- _Your task_:
Restate the whole of the material. Keep every word, and drop the pictures.

- _Input_:
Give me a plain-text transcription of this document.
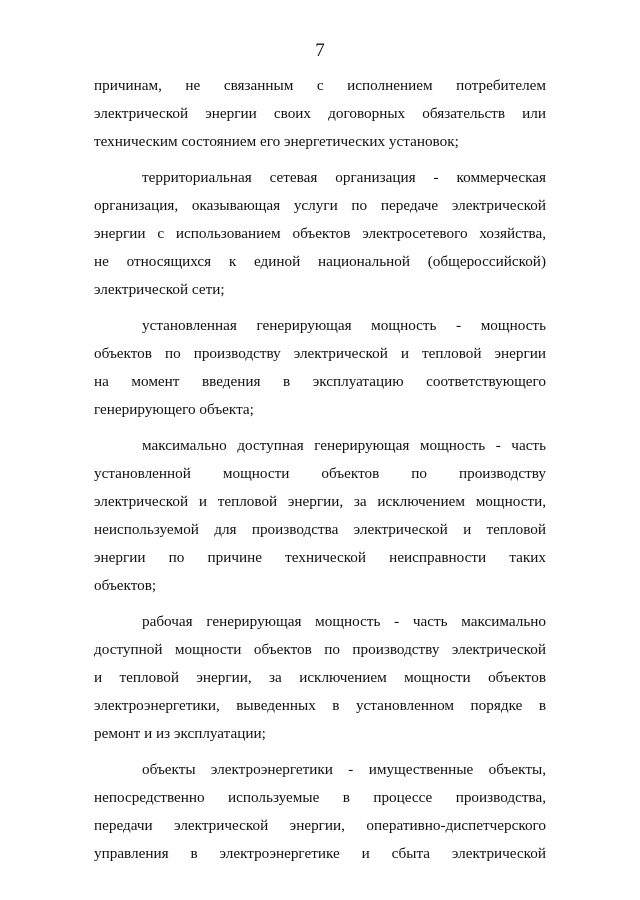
7

причинам, не связанным с исполнением потребителем
электрической энергии своих договорных обязательств или
техническим состоянием его энергетических установок;

территориальная сетевая организация - коммерческая
организация, оказывающая услуги по передаче электрической
энергии с использованием объектов электросетевого хозяйства,
не относящихся к единой национальной (общероссийской)
электрической сети;

установленная генерирующая мощность - мощность
объектов по производству электрической и тепловой энергии
на момент введения в эксплуатацию соответствующего
генерирующего объекта;

максимально доступная генерирующая мощность - часть
установленной мощности объектов по производству
электрической и тепловой энергии, за исключением мощности,
неиспользуемой для производства электрической и тепловой
энергии по причине технической неисправности таких
объектов;

рабочая генерирующая мощность - часть максимально
доступной мощности объектов по производству электрической
и тепловой энергии, за исключением мощности объектов
электроэнергетики, выведенных в установленном порядке в
ремонт и из эксплуатации;

объекты электроэнергетики - имущественные объекты,
непосредственно используемые в процессе производства,
передачи электрической энергии, оперативно-диспетчерского
управления в электроэнергетике и сбыта электрической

- _Solved exercise_:
Give me a plain-text transcription of this document.
7

причинам, не связанным с исполнением потребителем
электрической энергии своих договорных обязательств или
техническим состоянием его энергетических установок;

территориальная сетевая организация - коммерческая
организация, оказывающая услуги по передаче электрической
энергии с использованием объектов электросетевого хозяйства,
не относящихся к единой национальной (общероссийской)
электрической сети;

установленная генерирующая мощность - мощность
объектов по производству электрической и тепловой энергии
на момент введения в эксплуатацию соответствующего
генерирующего объекта;

максимально доступная генерирующая мощность - часть
установленной мощности объектов по производству
электрической и тепловой энергии, за исключением мощности,
неиспользуемой для производства электрической и тепловой
энергии по причине технической неисправности таких
объектов;

рабочая генерирующая мощность - часть максимально
доступной мощности объектов по производству электрической
и тепловой энергии, за исключением мощности объектов
электроэнергетики, выведенных в установленном порядке в
ремонт и из эксплуатации;

объекты электроэнергетики - имущественные объекты,
непосредственно используемые в процессе производства,
передачи электрической энергии, оперативно-диспетчерского
управления в электроэнергетике и сбыта электрической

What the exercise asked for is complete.